**Set task**
Find the word "الأيام" in the data. Return every line where it appears.

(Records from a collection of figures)
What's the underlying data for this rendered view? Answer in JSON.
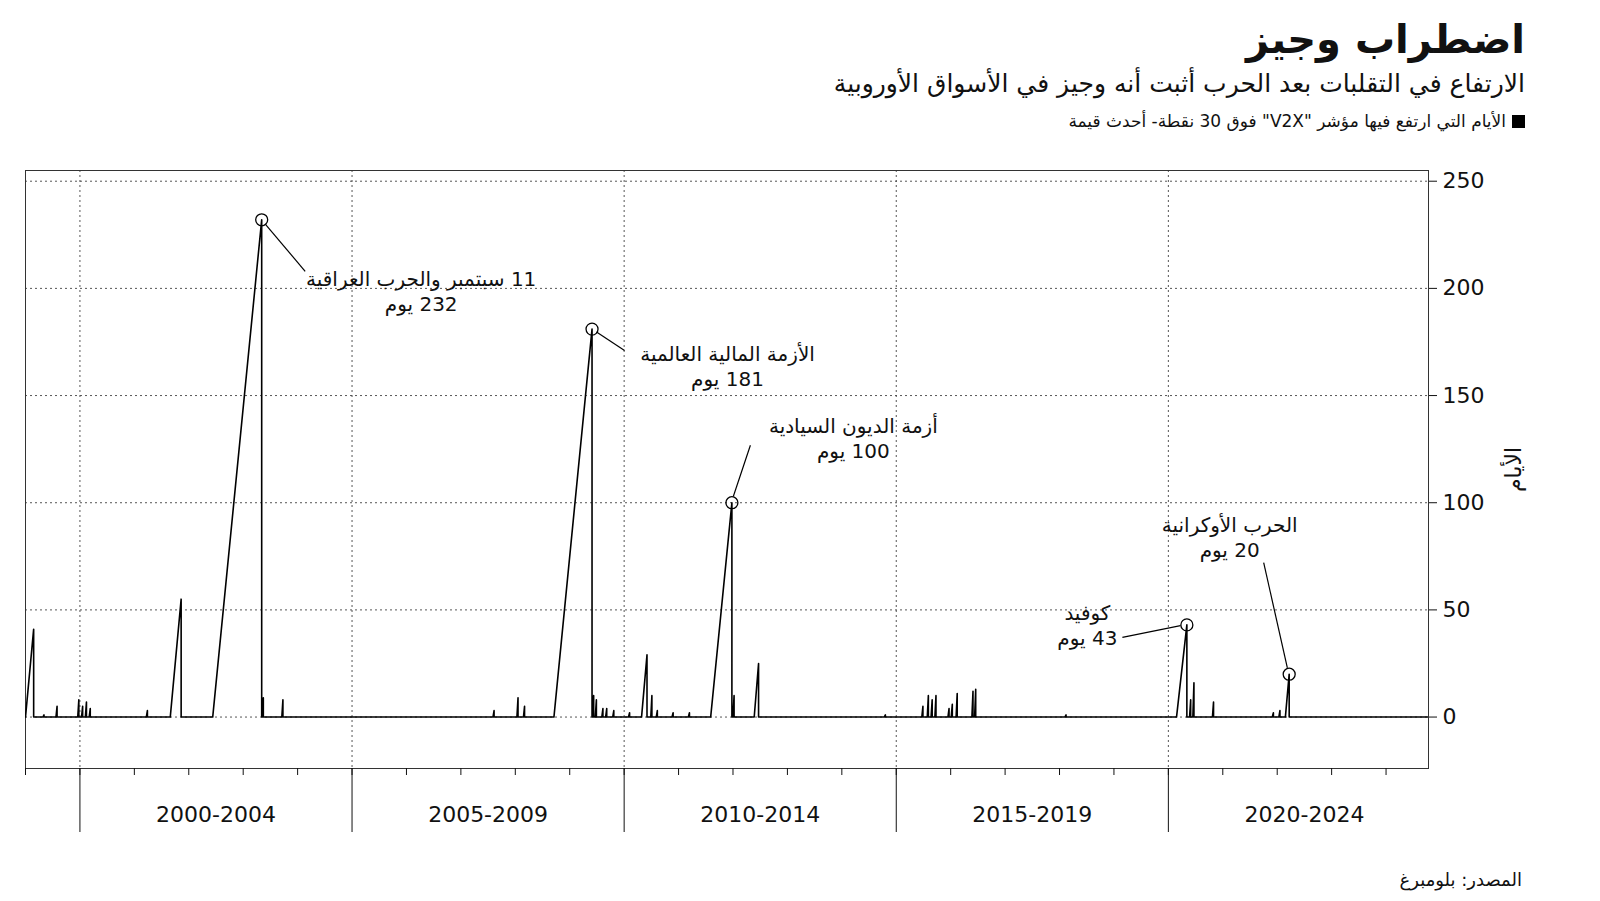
{
  "chart_data": {
    "type": "line",
    "title": "اضطراب وجيز",
    "subtitle": "الارتفاع في التقلبات بعد الحرب أثبت أنه وجيز في الأسواق الأوروبية",
    "source": "المصدر: بلومبرغ",
    "y_label": "الأيام",
    "legend": "top",
    "grid": true,
    "xlim": [
      1999.0,
      2024.78
    ],
    "xticks": [
      {
        "value": 2002.5,
        "label": "2000-2004"
      },
      {
        "value": 2007.5,
        "label": "2005-2009"
      },
      {
        "value": 2012.5,
        "label": "2010-2014"
      },
      {
        "value": 2017.5,
        "label": "2015-2019"
      },
      {
        "value": 2022.5,
        "label": "2020-2024"
      }
    ],
    "ylim": [
      -24,
      255
    ],
    "yticks": [
      0,
      50,
      100,
      150,
      200,
      250
    ],
    "x": [
      1999.0,
      1999.15,
      1999.15,
      1999.32,
      1999.34,
      1999.34,
      1999.56,
      1999.58,
      1999.58,
      1999.96,
      1999.98,
      1999.98,
      2000.03,
      2000.05,
      2000.05,
      2000.1,
      2000.12,
      2000.12,
      2000.17,
      2000.19,
      2000.19,
      2001.22,
      2001.24,
      2001.24,
      2001.66,
      2001.86,
      2001.86,
      2002.44,
      2003.34,
      2003.34,
      2003.35,
      2003.37,
      2003.37,
      2003.71,
      2003.73,
      2003.73,
      2007.59,
      2007.61,
      2007.61,
      2008.03,
      2008.05,
      2008.05,
      2008.15,
      2008.17,
      2008.17,
      2008.71,
      2009.41,
      2009.41,
      2009.42,
      2009.44,
      2009.44,
      2009.47,
      2009.49,
      2009.49,
      2009.59,
      2009.61,
      2009.61,
      2009.66,
      2009.68,
      2009.68,
      2009.79,
      2009.81,
      2009.81,
      2010.08,
      2010.1,
      2010.1,
      2010.32,
      2010.42,
      2010.42,
      2010.49,
      2010.51,
      2010.51,
      2010.59,
      2010.61,
      2010.61,
      2010.88,
      2010.9,
      2010.9,
      2011.18,
      2011.2,
      2011.2,
      2011.59,
      2011.98,
      2011.98,
      2012.0,
      2012.02,
      2012.02,
      2012.39,
      2012.47,
      2012.47,
      2014.78,
      2014.8,
      2014.8,
      2015.47,
      2015.49,
      2015.49,
      2015.57,
      2015.59,
      2015.59,
      2015.64,
      2015.66,
      2015.66,
      2015.71,
      2015.73,
      2015.73,
      2015.95,
      2015.97,
      2015.97,
      2016.01,
      2016.03,
      2016.03,
      2016.1,
      2016.12,
      2016.12,
      2016.39,
      2016.41,
      2016.41,
      2016.44,
      2016.46,
      2016.46,
      2018.1,
      2018.12,
      2018.12,
      2020.15,
      2020.34,
      2020.34,
      2020.39,
      2020.41,
      2020.41,
      2020.45,
      2020.47,
      2020.47,
      2020.81,
      2020.83,
      2020.83,
      2021.91,
      2021.93,
      2021.93,
      2022.03,
      2022.05,
      2022.05,
      2022.15,
      2022.22,
      2022.22,
      2024.78
    ],
    "series": [
      {
        "name": "الأيام التي ارتفع فيها مؤشر \"V2X\" فوق 30 نقطة- أحدث قيمة",
        "color": "#000000",
        "values": [
          0,
          41,
          0,
          0,
          1,
          0,
          0,
          5,
          0,
          0,
          8,
          0,
          0,
          5,
          0,
          0,
          7,
          0,
          0,
          4,
          0,
          0,
          3,
          0,
          0,
          55,
          0,
          0,
          232,
          0,
          0,
          9,
          0,
          0,
          8,
          0,
          0,
          3,
          0,
          0,
          9,
          0,
          0,
          5,
          0,
          0,
          181,
          0,
          0,
          10,
          0,
          0,
          8,
          0,
          0,
          4,
          0,
          0,
          4,
          0,
          0,
          3,
          0,
          0,
          2,
          0,
          0,
          29,
          0,
          0,
          10,
          0,
          0,
          3,
          0,
          0,
          2,
          0,
          0,
          2,
          0,
          0,
          100,
          0,
          0,
          10,
          0,
          0,
          25,
          0,
          0,
          1,
          0,
          0,
          5,
          0,
          0,
          10,
          0,
          0,
          8,
          0,
          0,
          10,
          0,
          0,
          4,
          0,
          0,
          6,
          0,
          0,
          11,
          0,
          0,
          12,
          0,
          0,
          13,
          0,
          0,
          1,
          0,
          0,
          43,
          0,
          0,
          8,
          0,
          0,
          16,
          0,
          0,
          7,
          0,
          0,
          2,
          0,
          0,
          3,
          0,
          0,
          20,
          0,
          0
        ]
      }
    ],
    "annotations": [
      {
        "text": [
          "11 سبتمبر والحرب العراقية",
          "232 يوم"
        ],
        "x": 2003.34,
        "y": 232
      },
      {
        "text": [
          "الأزمة المالية العالمية",
          "181 يوم"
        ],
        "x": 2009.41,
        "y": 181
      },
      {
        "text": [
          "أزمة الديون السيادية",
          "100 يوم"
        ],
        "x": 2011.98,
        "y": 100
      },
      {
        "text": [
          "كوفيد",
          "43 يوم"
        ],
        "x": 2020.34,
        "y": 43
      },
      {
        "text": [
          "الحرب الأوكرانية",
          "20 يوم"
        ],
        "x": 2022.22,
        "y": 20
      }
    ]
  }
}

**Result of the exercise**
    "y_label": "الأيام",
        "name": "الأيام التي ارتفع فيها مؤشر \"V2X\" فوق 30 نقطة- أحدث قيمة",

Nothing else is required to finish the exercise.